### Problem requirements
Pictures stay out; everything else in the records below is copied exactly.

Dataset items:
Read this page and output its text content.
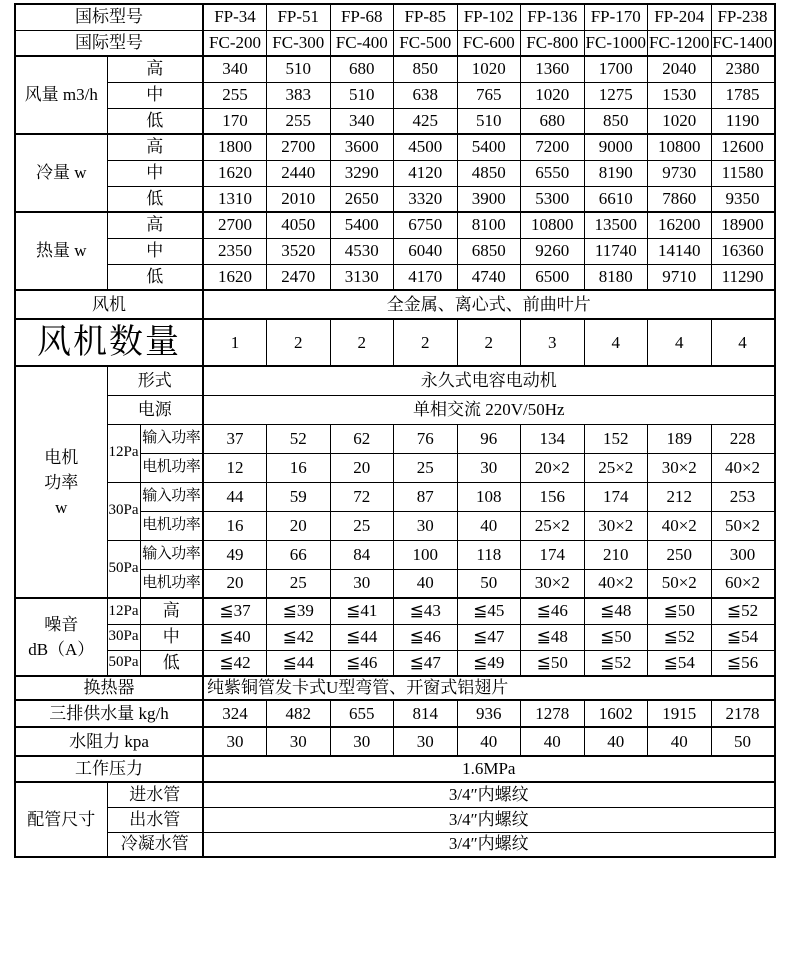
国标型号			FP-34	FP-51	FP-68	FP-85	FP-102	FP-136	FP-170	FP-204	FP-238
国际型号			FC-200	FC-300	FC-400	FC-500	FC-600	FC-800	FC-1000	FC-1200	FC-1400
风量 m3/h	高		340	510	680	850	1020	1360	1700	2040	2380
	中		255	383	510	638	765	1020	1275	1530	1785
	低		170	255	340	425	510	680	850	1020	1190
冷量 w	高		1800	2700	3600	4500	5400	7200	9000	10800	12600
	中		1620	2440	3290	4120	4850	6550	8190	9730	11580
	低		1310	2010	2650	3320	3900	5300	6610	7860	9350
热量 w	高		2700	4050	5400	6750	8100	10800	13500	16200	18900
	中		2350	3520	4530	6040	6850	9260	11740	14140	16360
	低		1620	2470	3130	4170	4740	6500	8180	9710	11290
风机			全金属、离心式、前曲叶片								
风机数量			1	2	2	2	2	3	4	4	4

电机
功率
w	形式		永久式电容电动机								
	电源		单相交流 220V/50Hz								
	12Pa	输入功率	37	52	62	76	96	134	152	189	228
		电机功率	12	16	20	25	30	20×2	25×2	30×2	40×2
	30Pa	输入功率	44	59	72	87	108	156	174	212	253
		电机功率	16	20	25	30	40	25×2	30×2	40×2	50×2
	50Pa	输入功率	49	66	84	100	118	174	210	250	300
		电机功率	20	25	30	40	50	30×2	40×2	50×2	60×2

噪音
dB（A）	12Pa	高	≦37	≦39	≦41	≦43	≦45	≦46	≦48	≦50	≦52
	30Pa	中	≦40	≦42	≦44	≦46	≦47	≦48	≦50	≦52	≦54
	50Pa	低	≦42	≦44	≦46	≦47	≦49	≦50	≦52	≦54	≦56
换热器			纯紫铜管发卡式U型弯管、开窗式铝翅片								
三排供水量 kg/h			324	482	655	814	936	1278	1602	1915	2178
水阻力 kpa			30	30	30	30	40	40	40	40	50
工作压力			1.6MPa								
配管尺寸	进水管		3/4″内螺纹								
	出水管		3/4″内螺纹								
	冷凝水管		3/4″内螺纹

### Reply to the task
Read this page and output its text content.
国标型号			FP-34	FP-51	FP-68	FP-85	FP-102	FP-136	FP-170	FP-204	FP-238
国际型号			FC-200	FC-300	FC-400	FC-500	FC-600	FC-800	FC-1000	FC-1200	FC-1400
风量 m3/h	高		340	510	680	850	1020	1360	1700	2040	2380
	中		255	383	510	638	765	1020	1275	1530	1785
	低		170	255	340	425	510	680	850	1020	1190
冷量 w	高		1800	2700	3600	4500	5400	7200	9000	10800	12600
	中		1620	2440	3290	4120	4850	6550	8190	9730	11580
	低		1310	2010	2650	3320	3900	5300	6610	7860	9350
热量 w	高		2700	4050	5400	6750	8100	10800	13500	16200	18900
	中		2350	3520	4530	6040	6850	9260	11740	14140	16360
	低		1620	2470	3130	4170	4740	6500	8180	9710	11290
风机			全金属、离心式、前曲叶片								
风机数量			1	2	2	2	2	3	4	4	4

电机
功率
w	形式		永久式电容电动机								
	电源		单相交流 220V/50Hz								
	12Pa	输入功率	37	52	62	76	96	134	152	189	228
		电机功率	12	16	20	25	30	20×2	25×2	30×2	40×2
	30Pa	输入功率	44	59	72	87	108	156	174	212	253
		电机功率	16	20	25	30	40	25×2	30×2	40×2	50×2
	50Pa	输入功率	49	66	84	100	118	174	210	250	300
		电机功率	20	25	30	40	50	30×2	40×2	50×2	60×2

噪音
dB（A）	12Pa	高	≦37	≦39	≦41	≦43	≦45	≦46	≦48	≦50	≦52
	30Pa	中	≦40	≦42	≦44	≦46	≦47	≦48	≦50	≦52	≦54
	50Pa	低	≦42	≦44	≦46	≦47	≦49	≦50	≦52	≦54	≦56
换热器			纯紫铜管发卡式U型弯管、开窗式铝翅片								
三排供水量 kg/h			324	482	655	814	936	1278	1602	1915	2178
水阻力 kpa			30	30	30	30	40	40	40	40	50
工作压力			1.6MPa								
配管尺寸	进水管		3/4″内螺纹								
	出水管		3/4″内螺纹								
	冷凝水管		3/4″内螺纹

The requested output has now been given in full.